*What you need to do:*
Repeat the lines of the records below verbatim, starting with the line that contains "data-point: [149, 216, 161, 228]" and ending with the line that contains "x-tick-label: 0: [85, 965, 96, 986]", including both of those lines.

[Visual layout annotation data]
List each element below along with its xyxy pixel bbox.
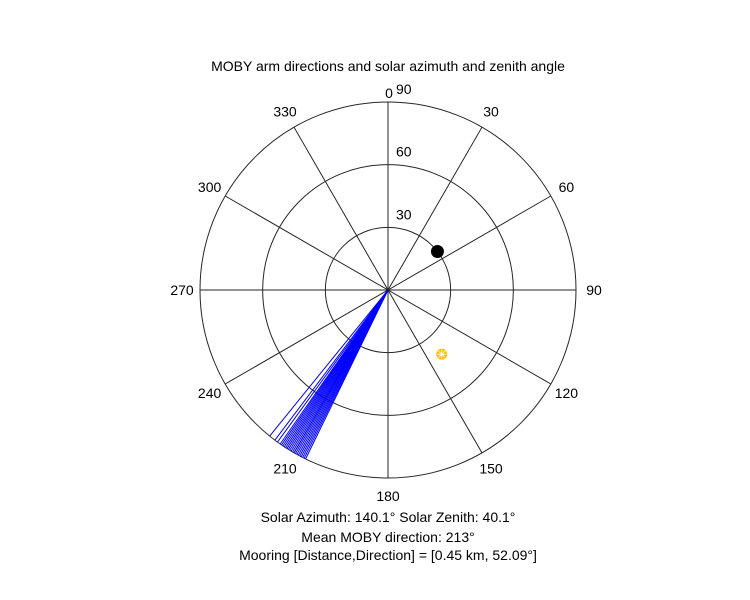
angle-tick-150: 150 (479, 460, 503, 476)
mooring-info: Mooring [Distance,Direction] = [0.45 km,… (239, 547, 537, 563)
chart-title: MOBY arm directions and solar azimuth an… (211, 58, 565, 74)
radial-tick-90: 90 (396, 81, 412, 97)
angle-tick-180: 180 (376, 488, 400, 504)
angle-tick-330: 330 (273, 104, 297, 120)
angle-tick-90: 90 (586, 282, 602, 298)
angle-tick-30: 30 (483, 104, 499, 120)
radial-tick-60: 60 (396, 144, 412, 160)
angle-tick-0: 0 (385, 85, 393, 101)
angle-tick-60: 60 (559, 179, 575, 195)
moby-arm-line-21 (269, 289, 389, 437)
angle-tick-120: 120 (555, 385, 579, 401)
moby-arm-line-20 (274, 289, 389, 441)
sun-ray-3 (438, 350, 446, 358)
angle-tick-210: 210 (273, 460, 297, 476)
angle-tick-240: 240 (198, 385, 222, 401)
moby-arm-line-19 (277, 289, 389, 443)
sun-marker (436, 348, 448, 360)
moby-direction-info: Mean MOBY direction: 213° (301, 529, 475, 545)
tick-labels: 0 30 60 90 120 150 180 210 240 270 300 330 30 60 90 (170, 81, 602, 504)
moby-arm-lines (269, 289, 389, 460)
radial-tick-30: 30 (396, 206, 412, 222)
moby-arm-line-18 (279, 289, 389, 445)
markers (430, 244, 448, 360)
solar-info: Solar Azimuth: 140.1° Solar Zenith: 40.1… (260, 509, 516, 525)
mooring-marker (430, 244, 444, 258)
angle-tick-300: 300 (198, 179, 222, 195)
angle-tick-270: 270 (170, 282, 194, 298)
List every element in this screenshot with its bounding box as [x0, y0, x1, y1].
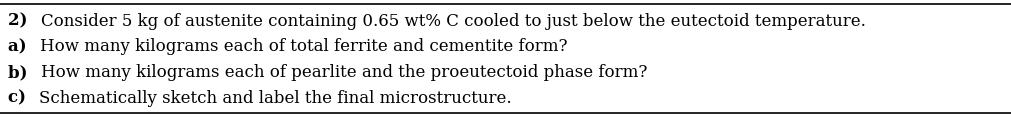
Text: Consider 5 kg of austenite containing 0.65 wt% C cooled to just below the eutect: Consider 5 kg of austenite containing 0.…: [40, 13, 864, 30]
Text: Schematically sketch and label the final microstructure.: Schematically sketch and label the final…: [38, 90, 511, 107]
Text: How many kilograms each of pearlite and the proeutectoid phase form?: How many kilograms each of pearlite and …: [40, 64, 646, 81]
Text: b): b): [8, 64, 33, 81]
Text: c): c): [8, 90, 31, 107]
Text: 2): 2): [8, 13, 33, 30]
Text: How many kilograms each of total ferrite and cementite form?: How many kilograms each of total ferrite…: [39, 38, 566, 55]
Text: a): a): [8, 38, 32, 55]
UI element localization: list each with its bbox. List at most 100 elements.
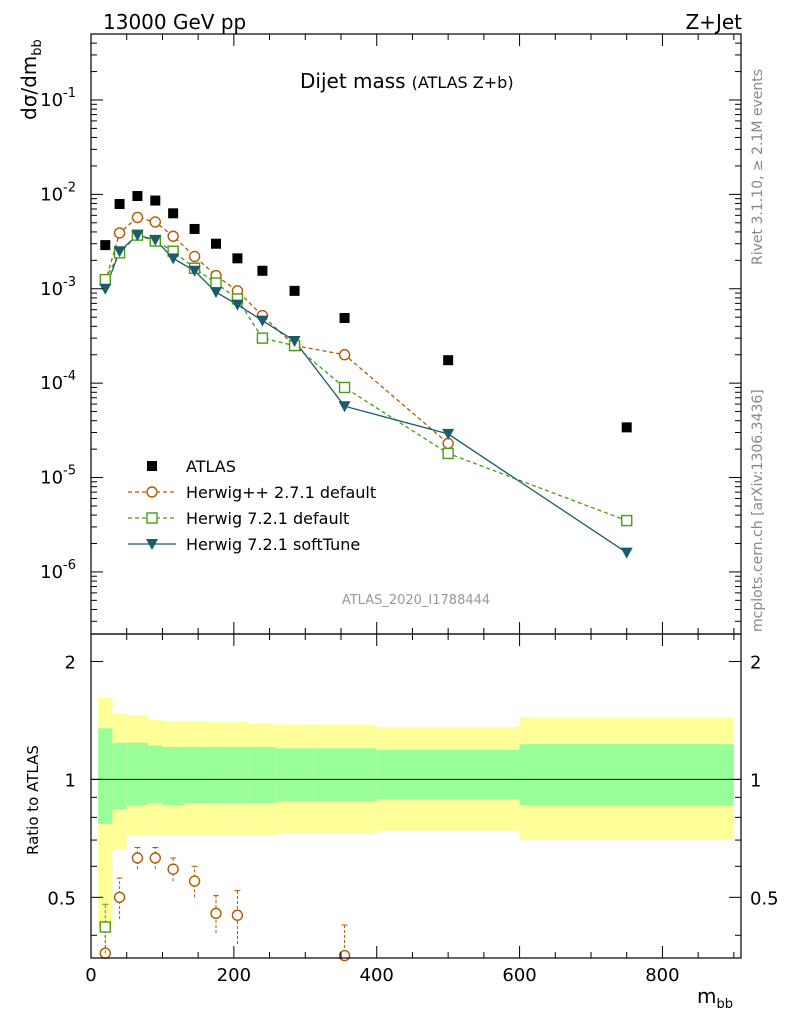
data-point: [149, 216, 161, 228]
legend-label: Herwig++ 2.7.1 default: [186, 483, 376, 502]
ratio-inner-band: [226, 746, 249, 804]
data-point: [113, 246, 126, 258]
data-point: [149, 234, 162, 246]
data-point: [338, 349, 351, 361]
ratio-point: [99, 921, 111, 933]
y-tick-label: 10-4: [40, 369, 76, 394]
ratio-y-tick-label: 0.5: [47, 888, 76, 909]
ratio-inner-band: [276, 748, 313, 802]
data-point: [620, 547, 633, 559]
legend: ATLAS Herwig++ 2.7.1 default Herwig 7.2.1 …: [128, 457, 376, 554]
ratio-point: [167, 863, 179, 875]
ratio-panel: 0.5 0.5 1 1 2 2 0 200 400 600 800 Ratio to ATLAS m…: [24, 633, 779, 1012]
ratio-inner-band: [183, 746, 206, 804]
series-line-1: [104, 216, 449, 444]
data-point: [338, 401, 351, 413]
data-point: [256, 315, 269, 327]
ratio-y-tick-label-right: 1: [750, 770, 761, 791]
data-point: [231, 299, 244, 311]
x-tick-label: 400: [360, 965, 394, 986]
data-point: [99, 273, 111, 286]
y-tick-label: 10-3: [40, 275, 76, 300]
x-tick-label: 200: [217, 965, 251, 986]
data-point: [210, 287, 222, 299]
series-line-2: [104, 234, 627, 522]
ratio-inner-band: [312, 748, 377, 802]
ratio-inner-band: [519, 744, 734, 806]
data-point: [257, 265, 268, 276]
legend-marker: [146, 512, 158, 524]
data-point: [339, 313, 350, 324]
data-point: [188, 265, 201, 277]
ratio-y-tick-label-right: 2: [750, 652, 761, 673]
data-point: [338, 381, 351, 394]
ratio-inner-band: [112, 742, 127, 810]
data-point: [442, 447, 454, 460]
data-point: [113, 227, 126, 239]
main-panel: 10-6 10-5 10-4 10-3 10-2 10-1 Dijet mass (ATLA…: [17, 33, 742, 635]
ratio-y-axis-label: Ratio to ATLAS: [24, 745, 42, 855]
ratio-point: [231, 909, 244, 921]
data-point: [167, 230, 179, 242]
ratio-inner-band: [376, 749, 520, 800]
data-point: [621, 422, 632, 433]
data-point: [114, 199, 125, 210]
ratio-y-tick-label: 1: [65, 770, 76, 791]
x-tick-label: 0: [85, 965, 96, 986]
plot-title: Dijet mass (ATLAS Z+b): [300, 69, 514, 93]
ratio-point: [188, 875, 201, 887]
legend-label: ATLAS: [186, 457, 236, 476]
y-tick-label: 10-1: [40, 86, 76, 111]
data-point: [442, 437, 454, 450]
ratio-point: [149, 852, 161, 864]
legend-marker: [146, 486, 158, 498]
data-point: [442, 428, 455, 440]
ratio-inner-band: [248, 746, 277, 804]
energy-label: 13000 GeV pp: [103, 10, 246, 34]
data-point: [210, 277, 222, 289]
legend-label: Herwig 7.2.1 default: [186, 509, 349, 528]
data-point: [99, 283, 112, 295]
data-point: [100, 240, 111, 251]
data-point: [132, 191, 143, 202]
data-point: [256, 332, 269, 344]
process-label: Z+Jet: [685, 10, 742, 34]
ratio-y-tick-label: 2: [65, 652, 76, 673]
mcplots-label: mcplots.cern.ch [arXiv:1306.3436]: [750, 389, 766, 632]
data-point: [211, 238, 221, 249]
data-point: [167, 253, 180, 265]
ratio-point: [113, 891, 126, 904]
x-tick-label: 800: [645, 965, 679, 986]
data-point: [188, 250, 201, 263]
data-point: [232, 253, 243, 264]
data-point: [168, 208, 179, 219]
ratio-point: [131, 852, 144, 864]
ratio-inner-band: [162, 746, 184, 806]
ratio-inner-band: [148, 745, 163, 804]
ratio-frame: [90, 633, 742, 959]
x-tick-label: 600: [502, 965, 536, 986]
ratio-y-tick-label-right: 0.5: [750, 888, 779, 909]
data-point: [189, 223, 200, 234]
legend-marker: [146, 539, 158, 550]
series-line-3: [104, 234, 628, 554]
data-point: [289, 285, 300, 296]
y-axis-label: dσ/dmbb: [17, 39, 45, 120]
y-tick-label: 10-2: [40, 180, 76, 205]
legend-marker: [147, 461, 157, 471]
data-point: [131, 230, 144, 242]
data-point: [288, 335, 301, 347]
analysis-label: ATLAS_2020_I1788444: [342, 593, 490, 608]
rivet-label: Rivet 3.1.10, ≥ 2.1M events: [750, 69, 766, 265]
y-tick-label: 10-6: [40, 558, 76, 583]
data-point: [621, 514, 633, 527]
x-axis-label: mbb: [697, 984, 733, 1012]
ratio-point: [210, 907, 222, 920]
ratio-inner-band: [205, 746, 227, 804]
ratio-inner-band: [126, 742, 149, 806]
legend-label: Herwig 7.2.1 softTune: [186, 535, 360, 554]
data-point: [150, 195, 161, 206]
data-point: [443, 355, 454, 366]
y-tick-label: 10-5: [40, 464, 76, 489]
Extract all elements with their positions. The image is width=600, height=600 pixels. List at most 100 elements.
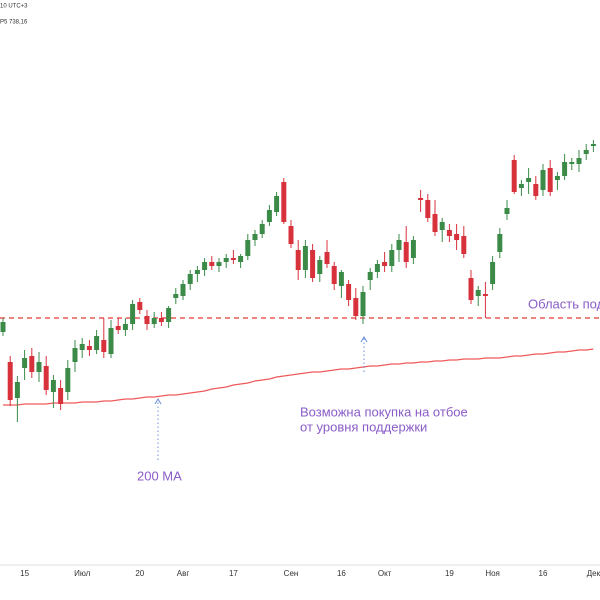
candle-body <box>158 318 164 322</box>
candle-body <box>302 246 308 270</box>
x-tick-label: Дек <box>587 569 600 578</box>
candle-body <box>130 304 136 324</box>
candle-body <box>108 328 114 354</box>
candle-body <box>511 160 517 192</box>
candle-body <box>468 278 474 300</box>
candle-body <box>418 198 424 200</box>
candle-body <box>317 260 323 274</box>
candle-body <box>266 210 272 222</box>
candle-body <box>122 324 128 330</box>
candle-body <box>331 266 337 284</box>
candle-body <box>533 184 539 196</box>
candle-body <box>22 358 28 368</box>
candle-body <box>425 200 431 218</box>
candle-body <box>360 292 366 316</box>
x-tick-label: 15 <box>20 569 29 578</box>
candle-body <box>173 294 179 298</box>
candle-body <box>353 298 359 316</box>
candle-body <box>324 252 330 264</box>
candle-body <box>389 250 395 266</box>
candle-body <box>274 196 280 212</box>
arrow-head <box>360 336 368 343</box>
candle-body <box>86 346 92 350</box>
candle-body <box>0 322 6 332</box>
candle-body <box>482 294 488 296</box>
candle-body <box>346 284 352 300</box>
candle-body <box>562 162 568 176</box>
support-annotation: Область под <box>528 296 600 311</box>
candle-body <box>180 284 186 296</box>
candle-body <box>43 366 49 390</box>
candle-body <box>310 250 316 278</box>
x-tick-label: Июл <box>74 569 91 578</box>
header-price: P5 738,16 <box>0 20 28 26</box>
candle-body <box>194 270 200 274</box>
candle-body <box>202 262 208 270</box>
candle-body <box>554 176 560 180</box>
arrows <box>154 336 368 460</box>
candle-body <box>439 222 445 230</box>
candle-body <box>209 262 215 266</box>
candle-body <box>518 184 524 188</box>
candle-body <box>151 318 157 324</box>
candle-body <box>252 234 258 240</box>
candle-body <box>79 344 85 350</box>
candle-body <box>295 250 301 270</box>
candle-body <box>238 256 244 262</box>
candle-body <box>29 356 35 372</box>
candle-body <box>576 158 582 164</box>
candle-body <box>230 258 236 260</box>
x-tick-label: 16 <box>337 569 346 578</box>
arrow-head <box>154 398 162 405</box>
buy-annotation: Возможна покупка на отбое <box>300 404 468 419</box>
candle-body <box>216 262 222 266</box>
buy-annotation: от уровня поддержки <box>300 419 427 434</box>
x-tick-label: 16 <box>539 569 548 578</box>
x-tick-label: Окт <box>378 569 392 578</box>
x-tick-label: 17 <box>229 569 238 578</box>
candle-body <box>187 274 193 284</box>
candle-body <box>94 336 100 350</box>
candle-body <box>115 326 121 330</box>
candle-body <box>540 170 546 190</box>
candle-body <box>288 226 294 244</box>
x-tick-label: 20 <box>135 569 144 578</box>
candle-body <box>504 208 510 214</box>
candle-body <box>101 340 107 352</box>
candle-body <box>396 240 402 250</box>
candle-body <box>50 380 56 392</box>
candle-body <box>36 362 42 372</box>
candle-body <box>490 262 496 284</box>
candle-body <box>338 272 344 286</box>
candle-body <box>58 388 64 404</box>
ma-line <box>3 348 594 406</box>
candle-body <box>166 308 172 322</box>
candle-body <box>374 264 380 272</box>
ma-annotation: 200 MA <box>137 468 182 483</box>
candle-body <box>569 162 575 164</box>
candle-body <box>281 182 287 222</box>
candle-body <box>14 382 20 398</box>
candle-body <box>367 272 373 280</box>
candle-body <box>475 290 481 296</box>
candle-body <box>137 302 143 310</box>
candle-body <box>410 240 416 258</box>
candle-body <box>72 348 78 362</box>
candle-body <box>7 362 13 400</box>
candle-body <box>590 144 596 146</box>
candle-body <box>144 316 150 324</box>
candle-body <box>245 240 251 256</box>
candle-body <box>223 258 229 262</box>
candle-body <box>65 368 71 392</box>
candle-body <box>583 150 589 154</box>
candle-body <box>403 242 409 262</box>
header-time: 10 UTC+3 <box>0 4 28 10</box>
candle-body <box>526 178 532 182</box>
candle-body <box>259 224 265 234</box>
candle-body <box>446 230 452 236</box>
x-tick-label: 19 <box>445 569 454 578</box>
x-tick-label: Ноя <box>485 569 500 578</box>
candle-body <box>454 234 460 240</box>
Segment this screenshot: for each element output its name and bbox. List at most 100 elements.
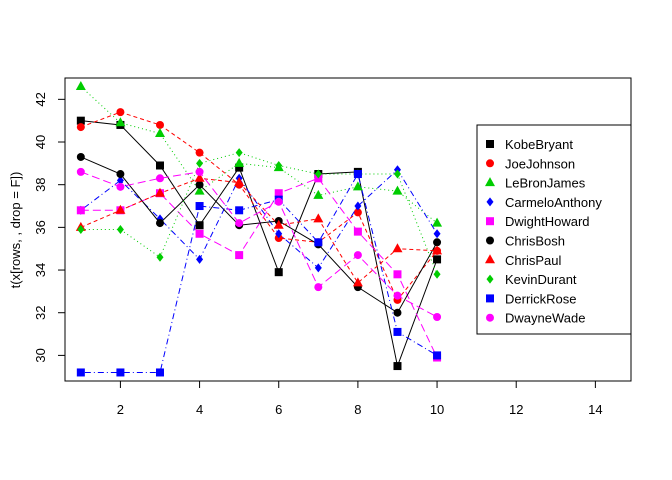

*Response to this exercise:*
data-point: [149, 216, 161, 228]
legend-label: Herwig++ 2.7.1 default: [186, 483, 376, 502]
ratio-inner-band: [226, 746, 249, 804]
data-point: [113, 246, 126, 258]
data-point: [149, 234, 162, 246]
data-point: [338, 349, 351, 361]
ratio-point: [99, 921, 111, 933]
y-tick-label: 10-4: [40, 369, 76, 394]
ratio-y-tick-label: 0.5: [47, 888, 76, 909]
ratio-inner-band: [276, 748, 313, 802]
data-point: [620, 547, 633, 559]
legend: ATLAS Herwig++ 2.7.1 default Herwig 7.2.1 …: [128, 457, 376, 554]
ratio-point: [167, 863, 179, 875]
ratio-panel: 0.5 0.5 1 1 2 2 0 200 400 600 800 Ratio to ATLAS m…: [24, 633, 779, 1012]
ratio-inner-band: [183, 746, 206, 804]
series-line-1: [104, 216, 449, 444]
data-point: [338, 401, 351, 413]
data-point: [256, 315, 269, 327]
ratio-y-tick-label-right: 1: [750, 770, 761, 791]
data-point: [231, 299, 244, 311]
x-tick-label: 400: [360, 965, 394, 986]
data-point: [99, 273, 111, 286]
y-tick-label: 10-3: [40, 275, 76, 300]
x-tick-label: 200: [217, 965, 251, 986]
data-point: [210, 287, 222, 299]
series-line-2: [104, 234, 627, 522]
ratio-inner-band: [312, 748, 377, 802]
ratio-inner-band: [519, 744, 734, 806]
data-point: [257, 265, 268, 276]
legend-marker: [146, 512, 158, 524]
data-point: [339, 313, 350, 324]
data-point: [188, 265, 201, 277]
ratio-y-tick-label-right: 2: [750, 652, 761, 673]
data-point: [338, 381, 351, 394]
ratio-inner-band: [112, 742, 127, 810]
data-point: [442, 447, 454, 460]
data-point: [113, 227, 126, 239]
main-panel: 10-6 10-5 10-4 10-3 10-2 10-1 Dijet mass (ATLA…: [17, 33, 742, 635]
ratio-y-axis-label: Ratio to ATLAS: [24, 745, 42, 855]
ratio-point: [231, 909, 244, 921]
data-point: [167, 230, 179, 242]
ratio-inner-band: [376, 749, 520, 800]
data-point: [621, 422, 632, 433]
data-point: [114, 199, 125, 210]
ratio-y-tick-label: 1: [65, 770, 76, 791]
x-tick-label: 0: [85, 965, 96, 986]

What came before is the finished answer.